**Instructions to follow**
Pictures do not belong in the copy, so please give every entry below again exactly.

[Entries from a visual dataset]
-- -- --

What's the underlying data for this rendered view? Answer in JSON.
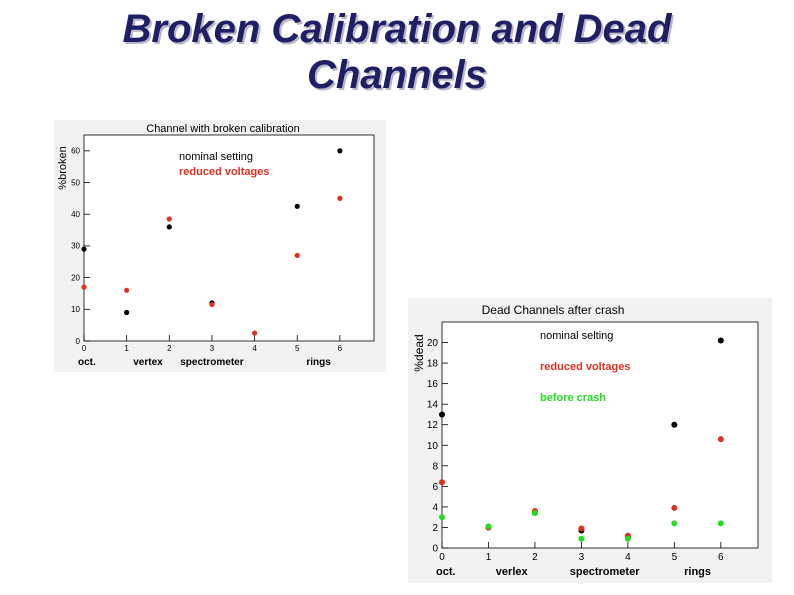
{
  "slide": {
    "title_line1": "Broken Calibration and Dead",
    "title_line2": "Channels"
  },
  "chart_data": [
    {
      "type": "scatter",
      "title": "Channel with broken calibration",
      "ylabel": "%broken",
      "xlim": [
        0,
        6.8
      ],
      "ylim": [
        0,
        65
      ],
      "xticks": [
        0,
        1,
        2,
        3,
        4,
        5,
        6
      ],
      "yticks": [
        0,
        10,
        20,
        30,
        40,
        50,
        60
      ],
      "category_labels": [
        {
          "text": "oct.",
          "x": 0
        },
        {
          "text": "vertex",
          "x": 1.5
        },
        {
          "text": "spectrometer",
          "x": 3
        },
        {
          "text": "rings",
          "x": 5.5
        }
      ],
      "legend_placement": "top-center",
      "series": [
        {
          "name": "nominal setting",
          "color": "#000000",
          "points": [
            [
              0,
              29
            ],
            [
              1,
              9
            ],
            [
              2,
              36
            ],
            [
              3,
              12
            ],
            [
              5,
              42.5
            ],
            [
              6,
              60
            ]
          ]
        },
        {
          "name": "reduced voltages",
          "color": "#e03020",
          "points": [
            [
              0,
              17
            ],
            [
              1,
              16
            ],
            [
              2,
              38.5
            ],
            [
              3,
              11.5
            ],
            [
              4,
              2.5
            ],
            [
              5,
              27
            ],
            [
              6,
              45
            ]
          ]
        }
      ]
    },
    {
      "type": "scatter",
      "title": "Dead Channels after crash",
      "ylabel": "%dead",
      "xlim": [
        0,
        6.8
      ],
      "ylim": [
        0,
        22
      ],
      "xticks": [
        0,
        1,
        2,
        3,
        4,
        5,
        6
      ],
      "yticks": [
        0,
        2,
        4,
        6,
        8,
        10,
        12,
        14,
        16,
        18,
        20
      ],
      "category_labels": [
        {
          "text": "oct.",
          "x": 0
        },
        {
          "text": "verlex",
          "x": 1.5
        },
        {
          "text": "spectrometer",
          "x": 3.5
        },
        {
          "text": "rings",
          "x": 5.5
        }
      ],
      "legend_placement": "top-center",
      "series": [
        {
          "name": "nominal selting",
          "color": "#000000",
          "points": [
            [
              0,
              13
            ],
            [
              1,
              2
            ],
            [
              2,
              3.5
            ],
            [
              3,
              1.7
            ],
            [
              4,
              1.1
            ],
            [
              5,
              12
            ],
            [
              6,
              20.2
            ]
          ]
        },
        {
          "name": "reduced voltages",
          "color": "#e03020",
          "points": [
            [
              0,
              6.4
            ],
            [
              1,
              2
            ],
            [
              2,
              3.6
            ],
            [
              3,
              1.9
            ],
            [
              4,
              1.2
            ],
            [
              5,
              3.9
            ],
            [
              6,
              10.6
            ]
          ]
        },
        {
          "name": "before crash",
          "color": "#22dd22",
          "points": [
            [
              0,
              3
            ],
            [
              1,
              2.1
            ],
            [
              2,
              3.4
            ],
            [
              3,
              0.9
            ],
            [
              4,
              0.9
            ],
            [
              5,
              2.4
            ],
            [
              6,
              2.4
            ]
          ]
        }
      ]
    }
  ]
}
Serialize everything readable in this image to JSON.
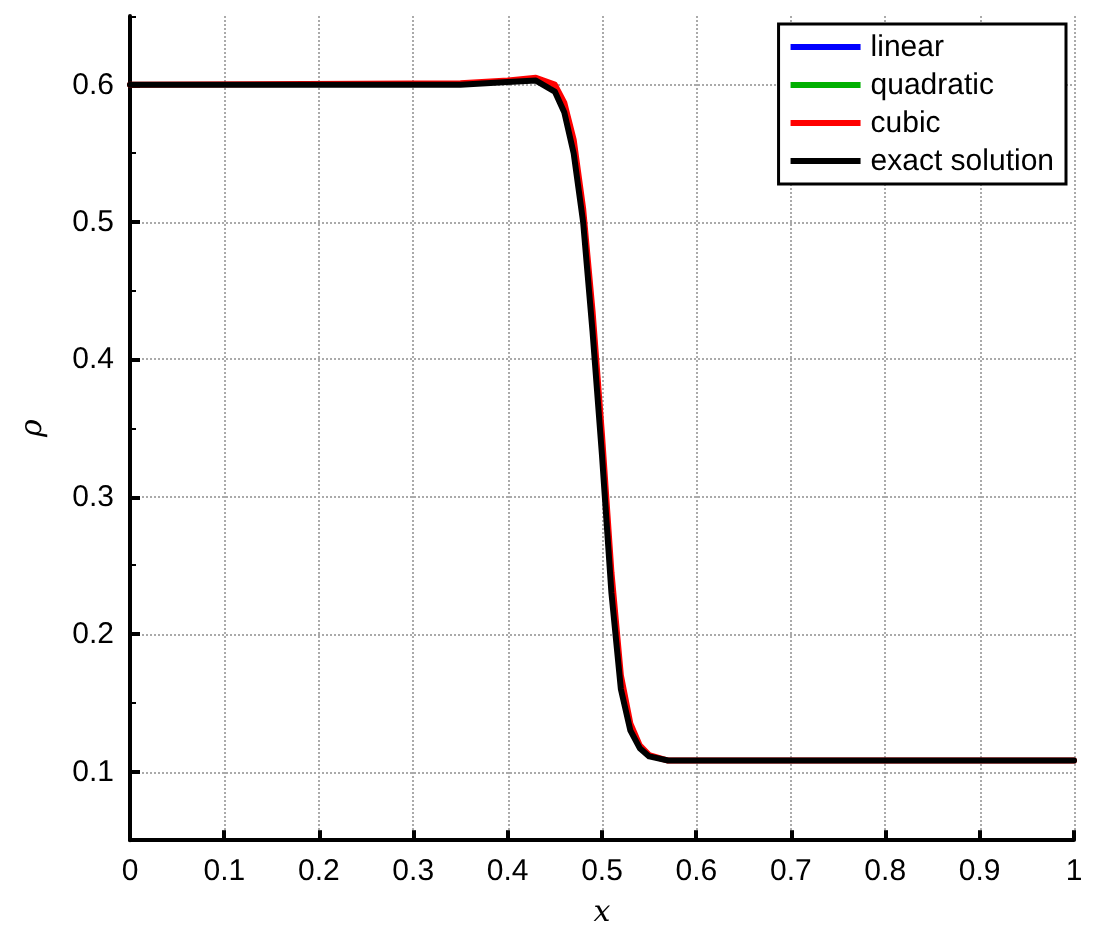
{
  "chart_data": {
    "type": "line",
    "xlabel": "x",
    "ylabel": "ρ",
    "xlim": [
      0,
      1
    ],
    "xticks": [
      0,
      0.1,
      0.2,
      0.3,
      0.4,
      0.5,
      0.6,
      0.7,
      0.8,
      0.9,
      1
    ],
    "ylim": [
      0.05,
      0.65
    ],
    "yticks": [
      0.1,
      0.2,
      0.3,
      0.4,
      0.5,
      0.6
    ],
    "grid": true,
    "legend": "top right",
    "marker": "none",
    "line_style": "solid",
    "x": [
      0,
      0.35,
      0.4,
      0.43,
      0.45,
      0.46,
      0.47,
      0.48,
      0.49,
      0.5,
      0.51,
      0.52,
      0.53,
      0.54,
      0.55,
      0.57,
      0.6,
      1
    ],
    "series": [
      {
        "name": "linear",
        "color": "#0000ff",
        "values": [
          null,
          null,
          null,
          null,
          null,
          null,
          null,
          null,
          null,
          null,
          null,
          null,
          null,
          null,
          null,
          null,
          null,
          null
        ]
      },
      {
        "name": "quadratic",
        "color": "#00b000",
        "values": [
          null,
          null,
          null,
          null,
          null,
          null,
          null,
          null,
          null,
          null,
          null,
          null,
          null,
          null,
          null,
          null,
          null,
          null
        ]
      },
      {
        "name": "cubic",
        "color": "#ff0000",
        "values": [
          0.6,
          0.601,
          0.603,
          0.605,
          0.6,
          0.587,
          0.56,
          0.51,
          0.435,
          0.345,
          0.245,
          0.17,
          0.135,
          0.119,
          0.112,
          0.108,
          0.108,
          0.108
        ]
      },
      {
        "name": "exact solution",
        "color": "#000000",
        "values": [
          0.6,
          0.6,
          0.602,
          0.603,
          0.595,
          0.58,
          0.55,
          0.5,
          0.42,
          0.33,
          0.23,
          0.16,
          0.13,
          0.117,
          0.111,
          0.108,
          0.108,
          0.108
        ]
      }
    ]
  }
}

-- -- --

**Answer to the task**
What's the underlying data for this rendered view? Answer in JSON.
{
  "slide": {
    "title_line1": "Broken Calibration and Dead",
    "title_line2": "Channels"
  },
  "chart_data": [
    {
      "type": "scatter",
      "title": "Channel with broken calibration",
      "ylabel": "%broken",
      "xlim": [
        0,
        6.8
      ],
      "ylim": [
        0,
        65
      ],
      "xticks": [
        0,
        1,
        2,
        3,
        4,
        5,
        6
      ],
      "yticks": [
        0,
        10,
        20,
        30,
        40,
        50,
        60
      ],
      "category_labels": [
        {
          "text": "oct.",
          "x": 0
        },
        {
          "text": "vertex",
          "x": 1.5
        },
        {
          "text": "spectrometer",
          "x": 3
        },
        {
          "text": "rings",
          "x": 5.5
        }
      ],
      "legend_placement": "top-center",
      "series": [
        {
          "name": "nominal setting",
          "color": "#000000",
          "points": [
            [
              0,
              29
            ],
            [
              1,
              9
            ],
            [
              2,
              36
            ],
            [
              3,
              12
            ],
            [
              5,
              42.5
            ],
            [
              6,
              60
            ]
          ]
        },
        {
          "name": "reduced voltages",
          "color": "#e03020",
          "points": [
            [
              0,
              17
            ],
            [
              1,
              16
            ],
            [
              2,
              38.5
            ],
            [
              3,
              11.5
            ],
            [
              4,
              2.5
            ],
            [
              5,
              27
            ],
            [
              6,
              45
            ]
          ]
        }
      ]
    },
    {
      "type": "scatter",
      "title": "Dead Channels after crash",
      "ylabel": "%dead",
      "xlim": [
        0,
        6.8
      ],
      "ylim": [
        0,
        22
      ],
      "xticks": [
        0,
        1,
        2,
        3,
        4,
        5,
        6
      ],
      "yticks": [
        0,
        2,
        4,
        6,
        8,
        10,
        12,
        14,
        16,
        18,
        20
      ],
      "category_labels": [
        {
          "text": "oct.",
          "x": 0
        },
        {
          "text": "verlex",
          "x": 1.5
        },
        {
          "text": "spectrometer",
          "x": 3.5
        },
        {
          "text": "rings",
          "x": 5.5
        }
      ],
      "legend_placement": "top-center",
      "series": [
        {
          "name": "nominal selting",
          "color": "#000000",
          "points": [
            [
              0,
              13
            ],
            [
              1,
              2
            ],
            [
              2,
              3.5
            ],
            [
              3,
              1.7
            ],
            [
              4,
              1.1
            ],
            [
              5,
              12
            ],
            [
              6,
              20.2
            ]
          ]
        },
        {
          "name": "reduced voltages",
          "color": "#e03020",
          "points": [
            [
              0,
              6.4
            ],
            [
              1,
              2
            ],
            [
              2,
              3.6
            ],
            [
              3,
              1.9
            ],
            [
              4,
              1.2
            ],
            [
              5,
              3.9
            ],
            [
              6,
              10.6
            ]
          ]
        },
        {
          "name": "before crash",
          "color": "#22dd22",
          "points": [
            [
              0,
              3
            ],
            [
              1,
              2.1
            ],
            [
              2,
              3.4
            ],
            [
              3,
              0.9
            ],
            [
              4,
              0.9
            ],
            [
              5,
              2.4
            ],
            [
              6,
              2.4
            ]
          ]
        }
      ]
    }
  ]
}
Serialize everything readable in this image to JSON.
{
  "chart_data": {
    "type": "line",
    "xlabel": "x",
    "ylabel": "ρ",
    "xlim": [
      0,
      1
    ],
    "xticks": [
      0,
      0.1,
      0.2,
      0.3,
      0.4,
      0.5,
      0.6,
      0.7,
      0.8,
      0.9,
      1
    ],
    "ylim": [
      0.05,
      0.65
    ],
    "yticks": [
      0.1,
      0.2,
      0.3,
      0.4,
      0.5,
      0.6
    ],
    "grid": true,
    "legend": "top right",
    "marker": "none",
    "line_style": "solid",
    "x": [
      0,
      0.35,
      0.4,
      0.43,
      0.45,
      0.46,
      0.47,
      0.48,
      0.49,
      0.5,
      0.51,
      0.52,
      0.53,
      0.54,
      0.55,
      0.57,
      0.6,
      1
    ],
    "series": [
      {
        "name": "linear",
        "color": "#0000ff",
        "values": [
          null,
          null,
          null,
          null,
          null,
          null,
          null,
          null,
          null,
          null,
          null,
          null,
          null,
          null,
          null,
          null,
          null,
          null
        ]
      },
      {
        "name": "quadratic",
        "color": "#00b000",
        "values": [
          null,
          null,
          null,
          null,
          null,
          null,
          null,
          null,
          null,
          null,
          null,
          null,
          null,
          null,
          null,
          null,
          null,
          null
        ]
      },
      {
        "name": "cubic",
        "color": "#ff0000",
        "values": [
          0.6,
          0.601,
          0.603,
          0.605,
          0.6,
          0.587,
          0.56,
          0.51,
          0.435,
          0.345,
          0.245,
          0.17,
          0.135,
          0.119,
          0.112,
          0.108,
          0.108,
          0.108
        ]
      },
      {
        "name": "exact solution",
        "color": "#000000",
        "values": [
          0.6,
          0.6,
          0.602,
          0.603,
          0.595,
          0.58,
          0.55,
          0.5,
          0.42,
          0.33,
          0.23,
          0.16,
          0.13,
          0.117,
          0.111,
          0.108,
          0.108,
          0.108
        ]
      }
    ]
  }
}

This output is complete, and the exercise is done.